Data records:
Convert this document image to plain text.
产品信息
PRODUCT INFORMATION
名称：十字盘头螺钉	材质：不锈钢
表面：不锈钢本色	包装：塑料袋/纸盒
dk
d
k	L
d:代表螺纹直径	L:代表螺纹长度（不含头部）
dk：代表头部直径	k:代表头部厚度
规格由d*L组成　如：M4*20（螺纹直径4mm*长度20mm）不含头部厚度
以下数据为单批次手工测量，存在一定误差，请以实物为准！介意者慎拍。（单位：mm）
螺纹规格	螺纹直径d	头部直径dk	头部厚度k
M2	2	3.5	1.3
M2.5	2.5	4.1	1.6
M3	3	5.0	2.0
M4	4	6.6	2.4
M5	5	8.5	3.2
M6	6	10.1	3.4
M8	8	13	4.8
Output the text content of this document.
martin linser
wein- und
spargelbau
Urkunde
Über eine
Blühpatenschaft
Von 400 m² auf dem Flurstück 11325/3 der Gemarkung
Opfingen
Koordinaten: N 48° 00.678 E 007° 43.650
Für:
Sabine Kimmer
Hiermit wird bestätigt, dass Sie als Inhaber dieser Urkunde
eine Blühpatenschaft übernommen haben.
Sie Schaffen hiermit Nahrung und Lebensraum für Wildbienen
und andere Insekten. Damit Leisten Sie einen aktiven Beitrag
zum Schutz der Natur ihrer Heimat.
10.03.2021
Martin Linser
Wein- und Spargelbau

Exercise brief:
All of the lines above must be returned exactly.

Exercise output:
Convert this document image to plain text.
产品信息
PRODUCT INFORMATION
名称：十字盘头螺钉	材质：不锈钢
表面：不锈钢本色	包装：塑料袋/纸盒
dk
d
k	L
d:代表螺纹直径	L:代表螺纹长度（不含头部）
dk：代表头部直径	k:代表头部厚度
规格由d*L组成　如：M4*20（螺纹直径4mm*长度20mm）不含头部厚度
以下数据为单批次手工测量，存在一定误差，请以实物为准！介意者慎拍。（单位：mm）
螺纹规格	螺纹直径d	头部直径dk	头部厚度k
M2	2	3.5	1.3
M2.5	2.5	4.1	1.6
M3	3	5.0	2.0
M4	4	6.6	2.4
M5	5	8.5	3.2
M6	6	10.1	3.4
M8	8	13	4.8
Output the text content of this document.
martin linser
wein- und
spargelbau
Urkunde
Über eine
Blühpatenschaft
Von 400 m² auf dem Flurstück 11325/3 der Gemarkung
Opfingen
Koordinaten: N 48° 00.678 E 007° 43.650
Für:
Sabine Kimmer
Hiermit wird bestätigt, dass Sie als Inhaber dieser Urkunde
eine Blühpatenschaft übernommen haben.
Sie Schaffen hiermit Nahrung und Lebensraum für Wildbienen
und andere Insekten. Damit Leisten Sie einen aktiven Beitrag
zum Schutz der Natur ihrer Heimat.
10.03.2021
Martin Linser
Wein- und Spargelbau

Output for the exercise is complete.